__Goal__
Pick out the lines in the listing below that contain the word "continuous" and copy them.

__Data section__

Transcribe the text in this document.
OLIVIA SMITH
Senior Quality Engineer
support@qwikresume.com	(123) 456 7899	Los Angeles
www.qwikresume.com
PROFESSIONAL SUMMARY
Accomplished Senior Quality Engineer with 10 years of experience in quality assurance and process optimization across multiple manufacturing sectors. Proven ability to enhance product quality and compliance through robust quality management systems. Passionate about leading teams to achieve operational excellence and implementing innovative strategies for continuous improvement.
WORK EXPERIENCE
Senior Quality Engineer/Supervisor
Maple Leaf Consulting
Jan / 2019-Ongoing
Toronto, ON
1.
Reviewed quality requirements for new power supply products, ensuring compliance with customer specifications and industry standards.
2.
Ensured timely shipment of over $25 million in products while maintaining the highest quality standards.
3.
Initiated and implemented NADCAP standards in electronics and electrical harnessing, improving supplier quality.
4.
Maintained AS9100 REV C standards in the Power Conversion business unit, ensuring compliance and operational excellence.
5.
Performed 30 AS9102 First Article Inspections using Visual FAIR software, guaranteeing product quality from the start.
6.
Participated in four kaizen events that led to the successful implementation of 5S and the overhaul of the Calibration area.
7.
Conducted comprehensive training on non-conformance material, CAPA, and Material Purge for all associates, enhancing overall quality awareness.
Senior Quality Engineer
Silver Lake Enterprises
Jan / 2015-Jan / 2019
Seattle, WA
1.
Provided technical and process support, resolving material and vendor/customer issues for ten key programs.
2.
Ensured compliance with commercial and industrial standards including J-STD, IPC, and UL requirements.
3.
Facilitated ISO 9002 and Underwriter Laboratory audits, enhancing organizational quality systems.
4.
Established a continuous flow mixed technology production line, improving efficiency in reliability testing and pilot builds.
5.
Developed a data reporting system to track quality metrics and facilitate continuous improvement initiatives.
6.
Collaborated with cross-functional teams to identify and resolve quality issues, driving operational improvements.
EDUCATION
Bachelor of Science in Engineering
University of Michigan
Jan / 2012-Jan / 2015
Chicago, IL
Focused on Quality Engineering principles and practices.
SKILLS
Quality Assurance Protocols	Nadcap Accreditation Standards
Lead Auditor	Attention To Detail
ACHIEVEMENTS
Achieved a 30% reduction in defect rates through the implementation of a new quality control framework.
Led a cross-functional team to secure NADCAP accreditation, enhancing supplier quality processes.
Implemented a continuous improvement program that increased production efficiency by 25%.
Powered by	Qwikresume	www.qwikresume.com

__Task output__
Accomplished Senior Quality Engineer with 10 years of experience in quality assurance and process optimization across multiple manufacturing sectors. Proven ability to enhance product quality and compliance through robust quality management systems. Passionate about leading teams to achieve operational excellence and implementing innovative strategies for continuous improvement.
Established a continuous flow mixed technology production line, improving efficiency in reliability testing and pilot builds.
Developed a data reporting system to track quality metrics and facilitate continuous improvement initiatives.
Implemented a continuous improvement program that increased production efficiency by 25%.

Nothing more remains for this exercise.